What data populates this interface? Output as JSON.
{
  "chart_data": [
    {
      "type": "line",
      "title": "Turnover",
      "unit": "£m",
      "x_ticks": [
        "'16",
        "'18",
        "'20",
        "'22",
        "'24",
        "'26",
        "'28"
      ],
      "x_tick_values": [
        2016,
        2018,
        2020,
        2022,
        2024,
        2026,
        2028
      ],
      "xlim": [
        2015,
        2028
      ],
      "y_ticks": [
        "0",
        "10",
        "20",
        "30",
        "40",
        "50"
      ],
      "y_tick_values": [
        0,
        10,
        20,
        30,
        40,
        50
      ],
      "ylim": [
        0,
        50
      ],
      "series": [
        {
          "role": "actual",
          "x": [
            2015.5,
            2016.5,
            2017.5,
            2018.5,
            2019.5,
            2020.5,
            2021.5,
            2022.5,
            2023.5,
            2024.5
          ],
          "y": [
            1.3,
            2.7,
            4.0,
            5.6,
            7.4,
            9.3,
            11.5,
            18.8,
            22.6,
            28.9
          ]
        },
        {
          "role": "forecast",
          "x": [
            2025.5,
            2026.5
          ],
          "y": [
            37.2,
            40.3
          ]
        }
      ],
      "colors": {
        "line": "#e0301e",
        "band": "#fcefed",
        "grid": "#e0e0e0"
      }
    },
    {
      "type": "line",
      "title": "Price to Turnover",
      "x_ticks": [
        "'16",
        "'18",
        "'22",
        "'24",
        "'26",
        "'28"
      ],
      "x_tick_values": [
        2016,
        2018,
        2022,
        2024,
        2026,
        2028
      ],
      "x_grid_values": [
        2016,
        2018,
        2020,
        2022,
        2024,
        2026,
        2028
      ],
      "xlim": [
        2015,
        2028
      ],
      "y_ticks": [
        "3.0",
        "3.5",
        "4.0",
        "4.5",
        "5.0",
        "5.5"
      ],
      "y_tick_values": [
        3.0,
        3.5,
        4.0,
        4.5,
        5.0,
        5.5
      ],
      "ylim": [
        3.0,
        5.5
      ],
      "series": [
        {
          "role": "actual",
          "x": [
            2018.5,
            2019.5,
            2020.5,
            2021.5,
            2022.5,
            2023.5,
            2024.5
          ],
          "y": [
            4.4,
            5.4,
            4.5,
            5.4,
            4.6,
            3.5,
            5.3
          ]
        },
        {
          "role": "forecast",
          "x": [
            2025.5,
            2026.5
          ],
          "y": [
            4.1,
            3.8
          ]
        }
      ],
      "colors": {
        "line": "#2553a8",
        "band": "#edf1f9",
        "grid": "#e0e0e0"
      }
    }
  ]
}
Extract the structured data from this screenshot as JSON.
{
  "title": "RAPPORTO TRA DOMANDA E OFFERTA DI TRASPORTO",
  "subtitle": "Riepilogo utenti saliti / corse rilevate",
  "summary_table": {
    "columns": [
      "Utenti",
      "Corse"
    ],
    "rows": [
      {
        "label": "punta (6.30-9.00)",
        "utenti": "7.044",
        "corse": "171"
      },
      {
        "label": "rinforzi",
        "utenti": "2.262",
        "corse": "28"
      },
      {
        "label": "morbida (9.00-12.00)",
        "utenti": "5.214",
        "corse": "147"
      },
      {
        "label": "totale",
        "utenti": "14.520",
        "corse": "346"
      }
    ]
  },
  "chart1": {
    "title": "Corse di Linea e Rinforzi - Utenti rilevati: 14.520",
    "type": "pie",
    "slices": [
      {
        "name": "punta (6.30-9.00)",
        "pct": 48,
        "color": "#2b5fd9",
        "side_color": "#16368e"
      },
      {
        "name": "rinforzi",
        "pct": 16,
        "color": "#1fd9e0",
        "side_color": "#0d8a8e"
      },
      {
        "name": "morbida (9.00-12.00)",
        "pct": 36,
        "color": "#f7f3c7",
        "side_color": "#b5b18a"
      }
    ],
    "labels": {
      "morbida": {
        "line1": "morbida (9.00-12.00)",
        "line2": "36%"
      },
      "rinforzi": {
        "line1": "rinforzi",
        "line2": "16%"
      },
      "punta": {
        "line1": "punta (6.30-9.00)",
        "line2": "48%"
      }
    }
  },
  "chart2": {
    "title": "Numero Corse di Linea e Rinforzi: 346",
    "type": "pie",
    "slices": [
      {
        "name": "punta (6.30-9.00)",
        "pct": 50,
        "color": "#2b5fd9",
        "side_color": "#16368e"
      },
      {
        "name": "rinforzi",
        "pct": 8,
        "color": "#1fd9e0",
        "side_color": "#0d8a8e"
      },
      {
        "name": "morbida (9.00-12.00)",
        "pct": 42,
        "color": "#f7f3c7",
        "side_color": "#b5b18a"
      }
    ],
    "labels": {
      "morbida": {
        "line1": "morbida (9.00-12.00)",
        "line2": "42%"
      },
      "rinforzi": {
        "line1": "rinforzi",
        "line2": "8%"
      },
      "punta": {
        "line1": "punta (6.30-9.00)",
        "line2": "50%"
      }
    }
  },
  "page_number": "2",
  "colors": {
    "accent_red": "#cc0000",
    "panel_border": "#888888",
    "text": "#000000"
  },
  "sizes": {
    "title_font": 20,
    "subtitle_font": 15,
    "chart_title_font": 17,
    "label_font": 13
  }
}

JOB - Identify the lines in the entries above that contain "Turnover", then copy them out.

SOLVED PROBLEM -
      "title": "Turnover",
      "title": "Price to Turnover",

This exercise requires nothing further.